[Records from a data collection]
____

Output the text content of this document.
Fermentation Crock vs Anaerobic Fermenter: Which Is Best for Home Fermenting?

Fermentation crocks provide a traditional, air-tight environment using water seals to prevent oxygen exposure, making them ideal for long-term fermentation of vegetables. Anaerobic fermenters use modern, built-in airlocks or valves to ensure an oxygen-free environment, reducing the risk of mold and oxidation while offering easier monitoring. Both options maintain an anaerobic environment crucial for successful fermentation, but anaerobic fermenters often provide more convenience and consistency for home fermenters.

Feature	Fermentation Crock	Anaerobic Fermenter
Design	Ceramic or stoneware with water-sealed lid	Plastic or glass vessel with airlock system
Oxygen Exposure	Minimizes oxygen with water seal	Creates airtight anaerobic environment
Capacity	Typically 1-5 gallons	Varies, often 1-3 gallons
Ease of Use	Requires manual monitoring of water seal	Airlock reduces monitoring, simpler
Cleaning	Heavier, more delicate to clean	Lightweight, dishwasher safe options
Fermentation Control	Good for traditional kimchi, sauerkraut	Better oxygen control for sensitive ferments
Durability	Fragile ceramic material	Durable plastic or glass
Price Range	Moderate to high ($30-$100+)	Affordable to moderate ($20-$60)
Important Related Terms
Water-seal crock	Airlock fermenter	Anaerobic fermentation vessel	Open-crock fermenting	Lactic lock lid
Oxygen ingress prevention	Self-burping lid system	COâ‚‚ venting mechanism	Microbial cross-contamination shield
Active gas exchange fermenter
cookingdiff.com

____

* WHAT IS REQUIRED *
Return the lines above exactly, keeping every word.

* EXPECTED OUTPUT *
Output the text content of this document.
Fermentation Crock vs Anaerobic Fermenter: Which Is Best for Home Fermenting?

Fermentation crocks provide a traditional, air-tight environment using water seals to prevent oxygen exposure, making them ideal for long-term fermentation of vegetables. Anaerobic fermenters use modern, built-in airlocks or valves to ensure an oxygen-free environment, reducing the risk of mold and oxidation while offering easier monitoring. Both options maintain an anaerobic environment crucial for successful fermentation, but anaerobic fermenters often provide more convenience and consistency for home fermenters.

Feature	Fermentation Crock	Anaerobic Fermenter
Design	Ceramic or stoneware with water-sealed lid	Plastic or glass vessel with airlock system
Oxygen Exposure	Minimizes oxygen with water seal	Creates airtight anaerobic environment
Capacity	Typically 1-5 gallons	Varies, often 1-3 gallons
Ease of Use	Requires manual monitoring of water seal	Airlock reduces monitoring, simpler
Cleaning	Heavier, more delicate to clean	Lightweight, dishwasher safe options
Fermentation Control	Good for traditional kimchi, sauerkraut	Better oxygen control for sensitive ferments
Durability	Fragile ceramic material	Durable plastic or glass
Price Range	Moderate to high ($30-$100+)	Affordable to moderate ($20-$60)
Important Related Terms
Water-seal crock	Airlock fermenter	Anaerobic fermentation vessel	Open-crock fermenting	Lactic lock lid
Oxygen ingress prevention	Self-burping lid system	COâ‚‚ venting mechanism	Microbial cross-contamination shield
Active gas exchange fermenter
cookingdiff.com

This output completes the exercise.